[Task statement] Look through the data and write out every line with the word "this" in it.

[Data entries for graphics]
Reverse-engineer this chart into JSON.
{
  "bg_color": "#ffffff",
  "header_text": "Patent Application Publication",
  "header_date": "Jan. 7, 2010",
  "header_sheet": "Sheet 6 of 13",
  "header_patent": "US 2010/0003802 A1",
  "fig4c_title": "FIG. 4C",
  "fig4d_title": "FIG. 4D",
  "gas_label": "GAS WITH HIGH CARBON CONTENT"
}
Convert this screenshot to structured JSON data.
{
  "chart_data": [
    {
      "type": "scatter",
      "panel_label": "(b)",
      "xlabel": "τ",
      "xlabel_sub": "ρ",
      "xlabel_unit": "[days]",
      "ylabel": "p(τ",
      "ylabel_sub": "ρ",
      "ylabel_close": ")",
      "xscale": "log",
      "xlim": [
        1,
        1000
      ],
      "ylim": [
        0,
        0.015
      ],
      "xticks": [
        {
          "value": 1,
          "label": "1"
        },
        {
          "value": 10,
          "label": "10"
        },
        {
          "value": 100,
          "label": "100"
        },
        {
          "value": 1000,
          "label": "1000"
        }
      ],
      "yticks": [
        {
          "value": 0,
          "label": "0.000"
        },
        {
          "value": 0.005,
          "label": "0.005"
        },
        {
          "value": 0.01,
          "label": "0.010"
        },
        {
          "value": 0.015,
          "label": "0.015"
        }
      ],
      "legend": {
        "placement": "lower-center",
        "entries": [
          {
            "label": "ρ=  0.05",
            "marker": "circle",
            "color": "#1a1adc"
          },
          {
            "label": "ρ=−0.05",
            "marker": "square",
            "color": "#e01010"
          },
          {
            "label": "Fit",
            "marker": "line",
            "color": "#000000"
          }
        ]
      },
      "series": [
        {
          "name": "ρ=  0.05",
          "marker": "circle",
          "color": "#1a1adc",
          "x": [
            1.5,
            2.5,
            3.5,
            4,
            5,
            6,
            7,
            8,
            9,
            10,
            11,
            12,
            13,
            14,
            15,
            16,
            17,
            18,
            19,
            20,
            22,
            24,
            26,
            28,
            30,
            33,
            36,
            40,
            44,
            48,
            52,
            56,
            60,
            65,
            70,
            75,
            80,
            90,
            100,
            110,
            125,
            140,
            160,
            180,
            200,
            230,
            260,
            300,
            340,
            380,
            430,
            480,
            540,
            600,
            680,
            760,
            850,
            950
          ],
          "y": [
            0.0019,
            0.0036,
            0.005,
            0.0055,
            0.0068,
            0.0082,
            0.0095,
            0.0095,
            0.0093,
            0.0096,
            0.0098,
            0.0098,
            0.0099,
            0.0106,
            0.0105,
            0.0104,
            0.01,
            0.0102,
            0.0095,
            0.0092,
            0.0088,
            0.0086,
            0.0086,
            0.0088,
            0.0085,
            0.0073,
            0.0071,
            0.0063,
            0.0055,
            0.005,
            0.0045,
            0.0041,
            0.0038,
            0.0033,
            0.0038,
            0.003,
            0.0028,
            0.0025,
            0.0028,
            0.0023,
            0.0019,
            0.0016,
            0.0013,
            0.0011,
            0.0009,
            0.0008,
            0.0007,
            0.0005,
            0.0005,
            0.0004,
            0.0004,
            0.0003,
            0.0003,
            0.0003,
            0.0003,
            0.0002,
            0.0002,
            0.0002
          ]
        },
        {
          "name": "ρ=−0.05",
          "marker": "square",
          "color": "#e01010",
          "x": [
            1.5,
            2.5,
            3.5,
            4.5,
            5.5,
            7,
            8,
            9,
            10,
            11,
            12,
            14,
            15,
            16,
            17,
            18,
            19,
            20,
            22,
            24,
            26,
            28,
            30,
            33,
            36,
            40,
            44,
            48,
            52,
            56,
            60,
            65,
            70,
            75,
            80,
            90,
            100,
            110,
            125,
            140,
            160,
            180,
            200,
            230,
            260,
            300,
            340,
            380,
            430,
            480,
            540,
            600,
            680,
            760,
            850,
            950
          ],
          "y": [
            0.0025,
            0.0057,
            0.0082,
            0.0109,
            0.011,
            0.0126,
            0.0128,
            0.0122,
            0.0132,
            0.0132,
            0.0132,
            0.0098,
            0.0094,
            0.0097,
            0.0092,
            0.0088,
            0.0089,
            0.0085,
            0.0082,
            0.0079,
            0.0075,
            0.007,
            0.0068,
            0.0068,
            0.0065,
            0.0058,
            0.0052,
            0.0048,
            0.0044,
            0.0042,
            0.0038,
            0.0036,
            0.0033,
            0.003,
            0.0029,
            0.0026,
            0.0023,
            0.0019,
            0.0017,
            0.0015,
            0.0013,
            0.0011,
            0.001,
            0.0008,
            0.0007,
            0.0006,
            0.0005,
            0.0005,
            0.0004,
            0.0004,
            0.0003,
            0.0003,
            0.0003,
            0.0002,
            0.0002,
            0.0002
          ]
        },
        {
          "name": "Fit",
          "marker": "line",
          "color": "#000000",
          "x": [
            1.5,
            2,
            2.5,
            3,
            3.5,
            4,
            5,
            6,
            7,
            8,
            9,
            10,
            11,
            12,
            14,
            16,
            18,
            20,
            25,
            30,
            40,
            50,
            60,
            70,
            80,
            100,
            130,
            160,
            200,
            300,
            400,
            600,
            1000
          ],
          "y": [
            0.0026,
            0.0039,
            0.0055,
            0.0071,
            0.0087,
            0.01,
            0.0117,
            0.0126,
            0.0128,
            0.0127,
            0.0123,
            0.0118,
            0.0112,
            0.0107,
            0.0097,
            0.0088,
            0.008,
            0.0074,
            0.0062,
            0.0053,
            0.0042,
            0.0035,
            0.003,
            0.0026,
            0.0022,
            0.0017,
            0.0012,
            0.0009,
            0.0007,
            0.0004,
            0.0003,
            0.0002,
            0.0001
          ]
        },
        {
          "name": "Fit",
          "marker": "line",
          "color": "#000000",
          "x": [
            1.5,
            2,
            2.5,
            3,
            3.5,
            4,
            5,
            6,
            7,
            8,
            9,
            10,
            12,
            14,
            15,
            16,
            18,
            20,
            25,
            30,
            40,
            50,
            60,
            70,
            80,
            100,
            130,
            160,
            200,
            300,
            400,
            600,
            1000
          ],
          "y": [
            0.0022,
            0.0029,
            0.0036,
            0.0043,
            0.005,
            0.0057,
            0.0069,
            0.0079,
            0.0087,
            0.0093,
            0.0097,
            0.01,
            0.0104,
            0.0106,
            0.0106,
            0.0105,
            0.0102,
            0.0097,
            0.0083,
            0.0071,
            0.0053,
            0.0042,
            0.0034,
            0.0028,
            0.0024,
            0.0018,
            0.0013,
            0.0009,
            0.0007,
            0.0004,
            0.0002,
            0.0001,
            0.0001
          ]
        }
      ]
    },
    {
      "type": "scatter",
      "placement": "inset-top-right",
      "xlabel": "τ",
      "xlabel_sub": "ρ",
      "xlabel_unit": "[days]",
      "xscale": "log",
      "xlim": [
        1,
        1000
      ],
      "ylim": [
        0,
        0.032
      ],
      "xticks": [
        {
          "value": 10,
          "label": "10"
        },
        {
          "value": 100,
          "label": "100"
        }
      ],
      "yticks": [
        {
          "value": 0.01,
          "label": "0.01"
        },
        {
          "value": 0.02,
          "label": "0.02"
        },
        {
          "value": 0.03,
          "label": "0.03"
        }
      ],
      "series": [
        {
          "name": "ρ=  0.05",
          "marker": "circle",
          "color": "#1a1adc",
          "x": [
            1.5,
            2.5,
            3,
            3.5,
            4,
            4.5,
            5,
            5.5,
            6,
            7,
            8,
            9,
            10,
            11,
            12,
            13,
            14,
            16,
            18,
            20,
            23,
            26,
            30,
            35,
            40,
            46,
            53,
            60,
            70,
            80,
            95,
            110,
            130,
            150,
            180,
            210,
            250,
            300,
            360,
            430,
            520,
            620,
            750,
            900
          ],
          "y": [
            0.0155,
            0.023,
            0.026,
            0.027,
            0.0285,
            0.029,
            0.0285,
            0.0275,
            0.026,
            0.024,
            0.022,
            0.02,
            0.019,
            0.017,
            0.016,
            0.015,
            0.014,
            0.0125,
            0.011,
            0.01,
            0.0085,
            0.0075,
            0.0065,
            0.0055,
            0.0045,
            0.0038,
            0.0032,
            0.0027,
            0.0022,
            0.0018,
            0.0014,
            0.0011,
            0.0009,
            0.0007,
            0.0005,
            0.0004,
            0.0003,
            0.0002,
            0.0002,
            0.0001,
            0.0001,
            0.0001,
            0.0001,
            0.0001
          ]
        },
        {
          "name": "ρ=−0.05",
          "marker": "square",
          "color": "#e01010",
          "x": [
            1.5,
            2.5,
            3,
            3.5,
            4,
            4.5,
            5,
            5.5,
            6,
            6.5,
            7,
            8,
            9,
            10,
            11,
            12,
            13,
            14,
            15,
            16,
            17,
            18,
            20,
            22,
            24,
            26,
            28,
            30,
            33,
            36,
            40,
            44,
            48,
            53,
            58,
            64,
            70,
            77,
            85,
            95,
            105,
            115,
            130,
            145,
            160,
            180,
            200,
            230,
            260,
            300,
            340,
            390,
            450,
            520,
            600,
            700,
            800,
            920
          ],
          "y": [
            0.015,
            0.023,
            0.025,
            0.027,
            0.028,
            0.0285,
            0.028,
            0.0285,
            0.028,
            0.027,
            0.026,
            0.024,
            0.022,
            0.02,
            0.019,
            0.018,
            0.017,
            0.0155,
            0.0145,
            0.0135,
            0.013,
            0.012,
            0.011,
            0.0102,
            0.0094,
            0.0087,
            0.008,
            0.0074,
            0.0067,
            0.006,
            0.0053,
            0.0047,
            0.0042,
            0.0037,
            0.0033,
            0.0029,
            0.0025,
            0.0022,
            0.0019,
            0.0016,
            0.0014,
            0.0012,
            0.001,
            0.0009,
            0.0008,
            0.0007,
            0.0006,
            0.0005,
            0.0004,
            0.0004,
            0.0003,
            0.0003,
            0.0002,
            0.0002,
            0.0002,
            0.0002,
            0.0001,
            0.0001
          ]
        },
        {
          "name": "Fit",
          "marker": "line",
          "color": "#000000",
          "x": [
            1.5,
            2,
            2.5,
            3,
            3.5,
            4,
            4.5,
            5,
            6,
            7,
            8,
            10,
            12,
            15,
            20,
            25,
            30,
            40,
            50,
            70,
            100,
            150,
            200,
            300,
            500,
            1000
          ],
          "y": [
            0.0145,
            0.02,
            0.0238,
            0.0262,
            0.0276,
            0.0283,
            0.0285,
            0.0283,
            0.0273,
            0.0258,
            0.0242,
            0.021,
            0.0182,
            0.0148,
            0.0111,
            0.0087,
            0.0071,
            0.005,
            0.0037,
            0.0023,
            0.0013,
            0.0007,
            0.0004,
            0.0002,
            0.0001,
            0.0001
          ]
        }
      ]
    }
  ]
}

[Response below]
Reverse-engineer this chart into JSON.
Convert this screenshot to structured JSON data.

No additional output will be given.